AIM: Pull every line holding the string "dalam" from the records below.

EXTRACTED DATA:

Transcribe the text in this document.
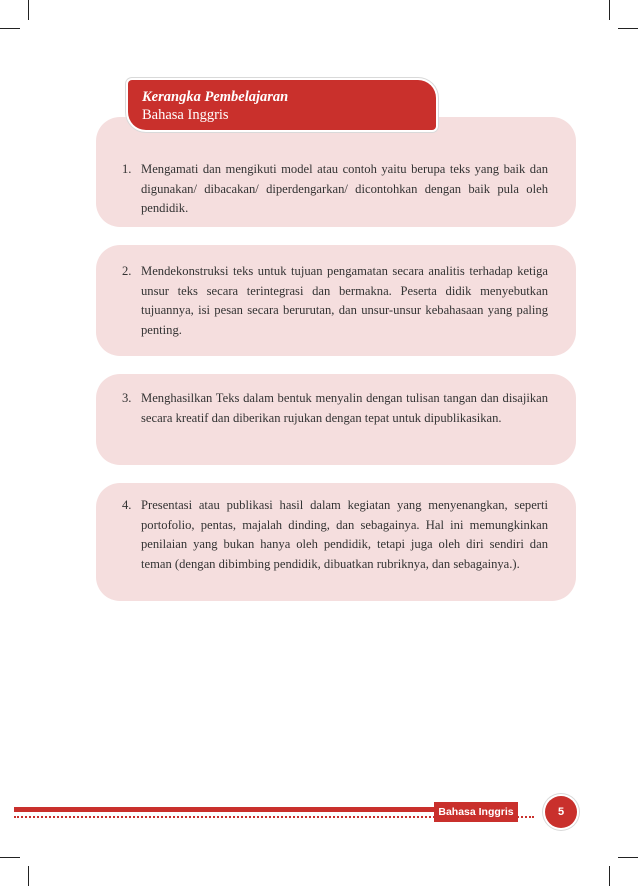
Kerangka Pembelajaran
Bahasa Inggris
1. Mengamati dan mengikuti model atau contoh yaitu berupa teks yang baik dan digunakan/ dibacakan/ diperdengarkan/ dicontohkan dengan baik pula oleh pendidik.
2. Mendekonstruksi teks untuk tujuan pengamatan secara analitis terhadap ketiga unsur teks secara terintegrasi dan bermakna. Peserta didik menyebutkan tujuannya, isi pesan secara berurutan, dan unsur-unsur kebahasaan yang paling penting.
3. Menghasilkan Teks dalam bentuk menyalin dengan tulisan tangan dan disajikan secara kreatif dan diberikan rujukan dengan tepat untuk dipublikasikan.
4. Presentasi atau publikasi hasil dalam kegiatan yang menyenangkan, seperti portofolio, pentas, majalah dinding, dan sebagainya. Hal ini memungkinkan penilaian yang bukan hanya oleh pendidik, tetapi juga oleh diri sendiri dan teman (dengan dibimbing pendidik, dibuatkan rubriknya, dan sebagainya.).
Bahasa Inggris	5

==

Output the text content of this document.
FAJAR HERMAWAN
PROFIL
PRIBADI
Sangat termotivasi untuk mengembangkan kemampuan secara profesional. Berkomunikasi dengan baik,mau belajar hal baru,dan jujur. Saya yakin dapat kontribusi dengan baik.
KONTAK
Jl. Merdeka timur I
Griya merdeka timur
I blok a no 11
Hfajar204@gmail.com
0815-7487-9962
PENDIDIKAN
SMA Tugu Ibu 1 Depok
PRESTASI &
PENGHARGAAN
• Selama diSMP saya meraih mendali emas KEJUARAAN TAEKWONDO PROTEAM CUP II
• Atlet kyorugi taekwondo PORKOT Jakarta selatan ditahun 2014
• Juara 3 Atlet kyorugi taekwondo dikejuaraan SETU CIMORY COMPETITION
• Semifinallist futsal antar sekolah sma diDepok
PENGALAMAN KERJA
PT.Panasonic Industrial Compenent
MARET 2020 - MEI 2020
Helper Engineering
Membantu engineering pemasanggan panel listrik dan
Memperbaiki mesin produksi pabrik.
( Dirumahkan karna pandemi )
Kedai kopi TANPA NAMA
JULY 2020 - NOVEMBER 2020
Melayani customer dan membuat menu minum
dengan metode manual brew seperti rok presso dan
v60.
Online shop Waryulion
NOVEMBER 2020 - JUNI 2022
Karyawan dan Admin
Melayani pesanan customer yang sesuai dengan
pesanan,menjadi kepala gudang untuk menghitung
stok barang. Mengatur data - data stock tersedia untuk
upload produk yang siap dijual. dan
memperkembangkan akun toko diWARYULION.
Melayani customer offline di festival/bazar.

COMPLETED TASK:
3. Menghasilkan Teks dalam bentuk menyalin dengan tulisan tangan dan disajikan secara kreatif dan diberikan rujukan dengan tepat untuk dipublikasikan.
4. Presentasi atau publikasi hasil dalam kegiatan yang menyenangkan, seperti portofolio, pentas, majalah dinding, dan sebagainya. Hal ini memungkinkan penilaian yang bukan hanya oleh pendidik, tetapi juga oleh diri sendiri dan teman (dengan dibimbing pendidik, dibuatkan rubriknya, dan sebagainya.).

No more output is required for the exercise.